**Your goal**
Report, word for word, every line of the material that contains "none".

**Dataset excerpts**
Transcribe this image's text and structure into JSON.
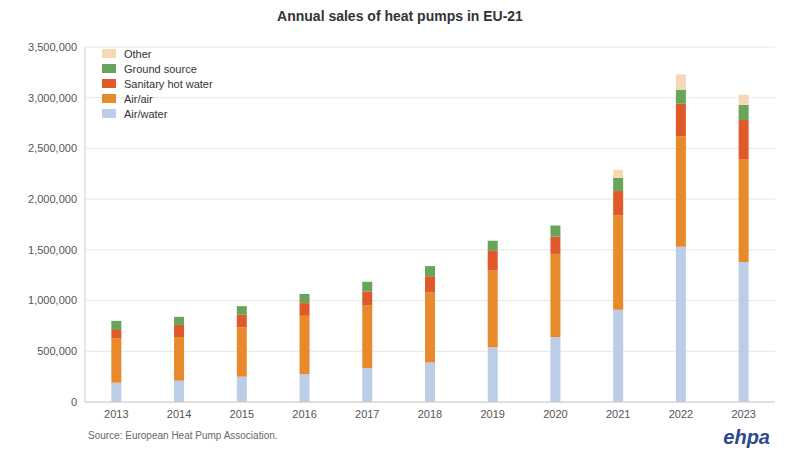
{
  "chart_data": {
    "type": "bar",
    "title": "Annual sales of heat pumps in EU-21",
    "source": "Source: European Heat Pump Association.",
    "logo_text": "ehpa",
    "categories": [
      "2013",
      "2014",
      "2015",
      "2016",
      "2017",
      "2018",
      "2019",
      "2020",
      "2021",
      "2022",
      "2023"
    ],
    "series": [
      {
        "name": "Air/water",
        "color": "#bccde8",
        "values": [
          190000,
          210000,
          250000,
          275000,
          335000,
          390000,
          540000,
          640000,
          910000,
          1530000,
          1380000
        ]
      },
      {
        "name": "Air/air",
        "color": "#e8892b",
        "values": [
          440000,
          430000,
          485000,
          575000,
          615000,
          690000,
          760000,
          820000,
          930000,
          1090000,
          1010000
        ]
      },
      {
        "name": "Sanitary hot water",
        "color": "#e0592a",
        "values": [
          80000,
          120000,
          125000,
          125000,
          140000,
          160000,
          190000,
          170000,
          240000,
          320000,
          390000
        ]
      },
      {
        "name": "Ground source",
        "color": "#6aa35a",
        "values": [
          90000,
          80000,
          85000,
          90000,
          95000,
          100000,
          100000,
          110000,
          130000,
          140000,
          150000
        ]
      },
      {
        "name": "Other",
        "color": "#f3d9b5",
        "values": [
          0,
          0,
          0,
          0,
          0,
          0,
          0,
          0,
          80000,
          150000,
          100000
        ]
      }
    ],
    "stacked": true,
    "grid": true,
    "legend": "upper left",
    "ylim": [
      0,
      3500000
    ],
    "yticks": [
      0,
      {
        "value": 500000,
        "label": "500,000"
      },
      {
        "value": 1000000,
        "label": "1,000,000"
      },
      {
        "value": 1500000,
        "label": "1,500,000"
      },
      {
        "value": 2000000,
        "label": "2,000,000"
      },
      {
        "value": 2500000,
        "label": "2,500,000"
      },
      {
        "value": 3000000,
        "label": "3,000,000"
      },
      {
        "value": 3500000,
        "label": "3,500,000"
      }
    ]
  }
}
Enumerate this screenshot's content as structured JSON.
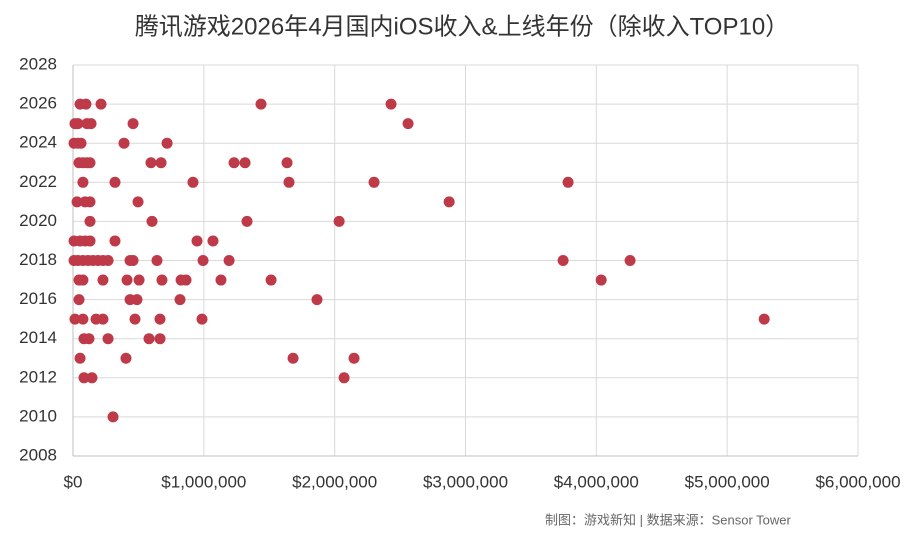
{
  "chart_data": {
    "type": "scatter",
    "title": "腾讯游戏2026年4月国内iOS收入&上线年份（除收入TOP10）",
    "footnote": "制图：游戏新知  |   数据来源：Sensor Tower",
    "color": "#be3a48",
    "grid": true,
    "xlim": [
      0,
      6000000
    ],
    "ylim": [
      2008,
      2028
    ],
    "xticks": [
      {
        "value": 0,
        "label": "$0"
      },
      {
        "value": 1000000,
        "label": "$1,000,000"
      },
      {
        "value": 2000000,
        "label": "$2,000,000"
      },
      {
        "value": 3000000,
        "label": "$3,000,000"
      },
      {
        "value": 4000000,
        "label": "$4,000,000"
      },
      {
        "value": 5000000,
        "label": "$5,000,000"
      },
      {
        "value": 6000000,
        "label": "$6,000,000"
      }
    ],
    "yticks": [
      2008,
      2010,
      2012,
      2014,
      2016,
      2018,
      2020,
      2022,
      2024,
      2026,
      2028
    ],
    "x": [
      54000,
      99000,
      214000,
      1437000,
      2431000,
      15000,
      38000,
      107000,
      138000,
      459000,
      2561000,
      8000,
      38000,
      61000,
      390000,
      719000,
      46000,
      76000,
      107000,
      130000,
      596000,
      673000,
      1231000,
      1315000,
      1636000,
      76000,
      321000,
      917000,
      1651000,
      2301000,
      3784000,
      31000,
      92000,
      130000,
      497000,
      2875000,
      130000,
      604000,
      1330000,
      2034000,
      8000,
      54000,
      92000,
      130000,
      321000,
      948000,
      1070000,
      8000,
      38000,
      76000,
      115000,
      153000,
      191000,
      229000,
      268000,
      436000,
      459000,
      642000,
      994000,
      1193000,
      3746000,
      4258000,
      46000,
      76000,
      229000,
      413000,
      505000,
      680000,
      826000,
      864000,
      1131000,
      1514000,
      4037000,
      46000,
      436000,
      489000,
      818000,
      1865000,
      15000,
      76000,
      176000,
      229000,
      474000,
      665000,
      986000,
      5283000,
      84000,
      122000,
      268000,
      581000,
      665000,
      54000,
      405000,
      1682000,
      2148000,
      84000,
      145000,
      2072000,
      306000
    ],
    "y": [
      2026,
      2026,
      2026,
      2026,
      2026,
      2025,
      2025,
      2025,
      2025,
      2025,
      2025,
      2024,
      2024,
      2024,
      2024,
      2024,
      2023,
      2023,
      2023,
      2023,
      2023,
      2023,
      2023,
      2023,
      2023,
      2022,
      2022,
      2022,
      2022,
      2022,
      2022,
      2021,
      2021,
      2021,
      2021,
      2021,
      2020,
      2020,
      2020,
      2020,
      2019,
      2019,
      2019,
      2019,
      2019,
      2019,
      2019,
      2018,
      2018,
      2018,
      2018,
      2018,
      2018,
      2018,
      2018,
      2018,
      2018,
      2018,
      2018,
      2018,
      2018,
      2018,
      2017,
      2017,
      2017,
      2017,
      2017,
      2017,
      2017,
      2017,
      2017,
      2017,
      2017,
      2016,
      2016,
      2016,
      2016,
      2016,
      2015,
      2015,
      2015,
      2015,
      2015,
      2015,
      2015,
      2015,
      2014,
      2014,
      2014,
      2014,
      2014,
      2013,
      2013,
      2013,
      2013,
      2012,
      2012,
      2012,
      2010
    ]
  }
}
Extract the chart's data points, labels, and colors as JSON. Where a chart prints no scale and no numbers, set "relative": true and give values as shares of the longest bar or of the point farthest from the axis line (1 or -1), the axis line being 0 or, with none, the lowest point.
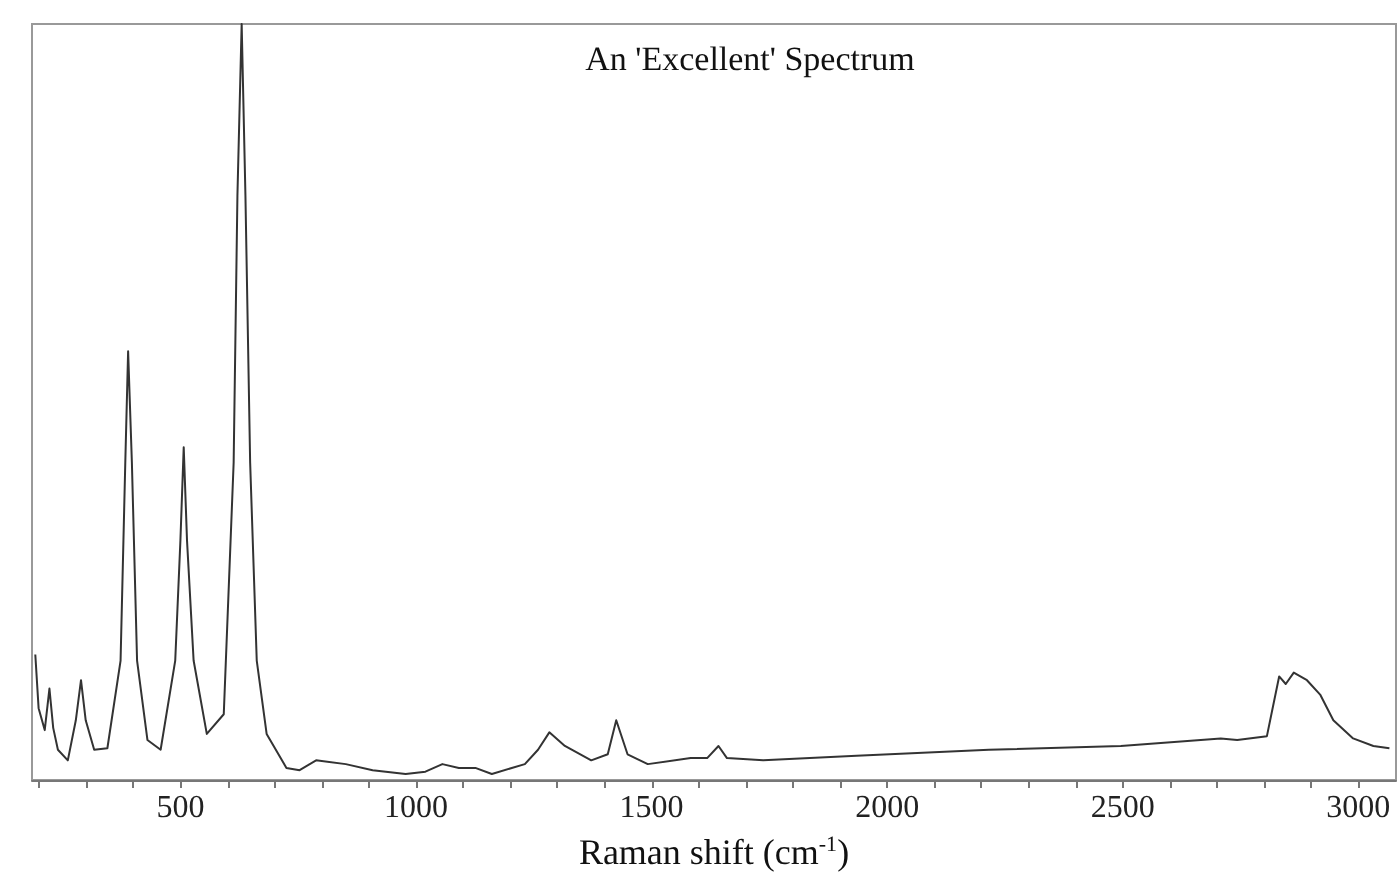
{
  "chart_data": {
    "type": "line",
    "relative": true,
    "title": "An 'Excellent' Spectrum",
    "xlabel": "Raman shift (cm$^{-1}$)",
    "xlim": [
      185,
      3080
    ],
    "xticks": [
      {
        "value": 200,
        "label": null
      },
      {
        "value": 300,
        "label": null
      },
      {
        "value": 400,
        "label": null
      },
      500,
      {
        "value": 600,
        "label": null
      },
      {
        "value": 700,
        "label": null
      },
      {
        "value": 800,
        "label": null
      },
      {
        "value": 900,
        "label": null
      },
      1000,
      {
        "value": 1100,
        "label": null
      },
      {
        "value": 1200,
        "label": null
      },
      {
        "value": 1300,
        "label": null
      },
      {
        "value": 1400,
        "label": null
      },
      1500,
      {
        "value": 1600,
        "label": null
      },
      {
        "value": 1700,
        "label": null
      },
      {
        "value": 1800,
        "label": null
      },
      {
        "value": 1900,
        "label": null
      },
      2000,
      {
        "value": 2100,
        "label": null
      },
      {
        "value": 2200,
        "label": null
      },
      {
        "value": 2300,
        "label": null
      },
      {
        "value": 2400,
        "label": null
      },
      2500,
      {
        "value": 2600,
        "label": null
      },
      {
        "value": 2700,
        "label": null
      },
      {
        "value": 2800,
        "label": null
      },
      {
        "value": 2900,
        "label": null
      },
      3000
    ],
    "tick_labels": "x",
    "grid": false,
    "marker": "none",
    "line_style": "solid",
    "series": [
      {
        "color": "#333333",
        "x": [
          192,
          199,
          212,
          222,
          230,
          240,
          261,
          278,
          289,
          299,
          317,
          345,
          373,
          383,
          389,
          397,
          408,
          430,
          458,
          489,
          500,
          507,
          514,
          528,
          556,
          592,
          613,
          621,
          630,
          638,
          648,
          662,
          683,
          725,
          753,
          788,
          851,
          908,
          978,
          1020,
          1056,
          1091,
          1126,
          1161,
          1231,
          1259,
          1283,
          1316,
          1372,
          1407,
          1425,
          1449,
          1492,
          1583,
          1618,
          1642,
          1660,
          1737,
          1935,
          2216,
          2496,
          2708,
          2743,
          2806,
          2832,
          2846,
          2863,
          2891,
          2919,
          2947,
          2989,
          3032,
          3066
        ],
        "values": [
          0.166,
          0.095,
          0.066,
          0.121,
          0.069,
          0.04,
          0.026,
          0.079,
          0.132,
          0.079,
          0.04,
          0.042,
          0.158,
          0.42,
          0.567,
          0.42,
          0.158,
          0.053,
          0.04,
          0.158,
          0.317,
          0.44,
          0.317,
          0.158,
          0.061,
          0.087,
          0.42,
          0.773,
          1,
          0.773,
          0.42,
          0.158,
          0.061,
          0.016,
          0.013,
          0.026,
          0.021,
          0.013,
          0.008,
          0.011,
          0.021,
          0.016,
          0.016,
          0.008,
          0.021,
          0.04,
          0.063,
          0.045,
          0.026,
          0.034,
          0.079,
          0.034,
          0.021,
          0.029,
          0.029,
          0.045,
          0.029,
          0.026,
          0.032,
          0.04,
          0.045,
          0.055,
          0.053,
          0.058,
          0.137,
          0.127,
          0.142,
          0.132,
          0.113,
          0.079,
          0.055,
          0.045,
          0.042
        ]
      }
    ]
  }
}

**The reply**
Extract the chart's data points, labels, and colors as JSON. Where a chart prints no scale and no numbers, set "relative": true and give values as shares of the longest bar or of the point farthest from the axis line (1 or -1), the axis line being 0 or, with none, the lowest point.
    "marker": "none",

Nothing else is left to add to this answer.